** START **
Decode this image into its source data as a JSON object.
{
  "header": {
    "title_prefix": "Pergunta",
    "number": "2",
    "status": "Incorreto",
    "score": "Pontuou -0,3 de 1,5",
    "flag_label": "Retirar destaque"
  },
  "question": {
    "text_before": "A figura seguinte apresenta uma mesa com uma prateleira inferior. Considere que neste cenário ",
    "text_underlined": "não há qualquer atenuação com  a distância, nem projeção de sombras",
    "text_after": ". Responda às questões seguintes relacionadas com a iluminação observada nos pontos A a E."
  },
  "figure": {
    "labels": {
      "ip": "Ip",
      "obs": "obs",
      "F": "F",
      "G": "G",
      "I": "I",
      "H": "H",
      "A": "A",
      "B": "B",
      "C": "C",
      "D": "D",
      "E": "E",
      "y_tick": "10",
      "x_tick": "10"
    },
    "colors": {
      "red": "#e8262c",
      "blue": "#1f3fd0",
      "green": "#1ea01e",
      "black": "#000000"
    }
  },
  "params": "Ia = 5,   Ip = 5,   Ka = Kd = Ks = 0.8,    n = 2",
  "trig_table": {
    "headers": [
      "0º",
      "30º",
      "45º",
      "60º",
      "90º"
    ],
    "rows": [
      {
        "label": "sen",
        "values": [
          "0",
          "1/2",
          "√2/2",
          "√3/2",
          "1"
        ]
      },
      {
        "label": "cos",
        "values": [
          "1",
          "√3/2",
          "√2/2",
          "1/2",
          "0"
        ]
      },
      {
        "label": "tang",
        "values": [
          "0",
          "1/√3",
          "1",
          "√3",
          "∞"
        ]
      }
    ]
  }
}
** END **
_What the exercise asks:_
From the records above, extract every entry verbatim.

_Answer to this problem:_
Decode this image into its source data as a JSON object.
{
  "header": {
    "title_prefix": "Pergunta",
    "number": "2",
    "status": "Incorreto",
    "score": "Pontuou -0,3 de 1,5",
    "flag_label": "Retirar destaque"
  },
  "question": {
    "text_before": "A figura seguinte apresenta uma mesa com uma prateleira inferior. Considere que neste cenário ",
    "text_underlined": "não há qualquer atenuação com  a distância, nem projeção de sombras",
    "text_after": ". Responda às questões seguintes relacionadas com a iluminação observada nos pontos A a E."
  },
  "figure": {
    "labels": {
      "ip": "Ip",
      "obs": "obs",
      "F": "F",
      "G": "G",
      "I": "I",
      "H": "H",
      "A": "A",
      "B": "B",
      "C": "C",
      "D": "D",
      "E": "E",
      "y_tick": "10",
      "x_tick": "10"
    },
    "colors": {
      "red": "#e8262c",
      "blue": "#1f3fd0",
      "green": "#1ea01e",
      "black": "#000000"
    }
  },
  "params": "Ia = 5,   Ip = 5,   Ka = Kd = Ks = 0.8,    n = 2",
  "trig_table": {
    "headers": [
      "0º",
      "30º",
      "45º",
      "60º",
      "90º"
    ],
    "rows": [
      {
        "label": "sen",
        "values": [
          "0",
          "1/2",
          "√2/2",
          "√3/2",
          "1"
        ]
      },
      {
        "label": "cos",
        "values": [
          "1",
          "√3/2",
          "√2/2",
          "1/2",
          "0"
        ]
      },
      {
        "label": "tang",
        "values": [
          "0",
          "1/√3",
          "1",
          "√3",
          "∞"
        ]
      }
    ]
  }
}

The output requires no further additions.